(Records)
++++++++

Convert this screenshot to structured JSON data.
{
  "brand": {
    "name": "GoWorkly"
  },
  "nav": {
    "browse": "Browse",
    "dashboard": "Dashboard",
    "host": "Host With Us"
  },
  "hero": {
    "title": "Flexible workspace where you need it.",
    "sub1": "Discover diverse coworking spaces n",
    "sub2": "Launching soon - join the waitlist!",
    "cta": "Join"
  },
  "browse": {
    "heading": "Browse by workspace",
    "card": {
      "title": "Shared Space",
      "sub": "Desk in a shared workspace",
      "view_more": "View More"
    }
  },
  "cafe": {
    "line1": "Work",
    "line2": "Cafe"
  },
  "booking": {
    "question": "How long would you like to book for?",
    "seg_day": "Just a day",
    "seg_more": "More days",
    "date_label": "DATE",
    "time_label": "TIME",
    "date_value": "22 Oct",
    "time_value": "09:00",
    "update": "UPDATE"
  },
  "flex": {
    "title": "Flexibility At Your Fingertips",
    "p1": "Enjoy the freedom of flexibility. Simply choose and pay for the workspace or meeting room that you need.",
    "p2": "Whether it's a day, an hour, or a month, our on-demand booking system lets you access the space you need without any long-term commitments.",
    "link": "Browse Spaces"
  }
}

++++++++

▶ OBJECTIVE:
Provide only the number of lines in the records containing the string "title".

▶ ANSWER TO THIS EXERCISE:
3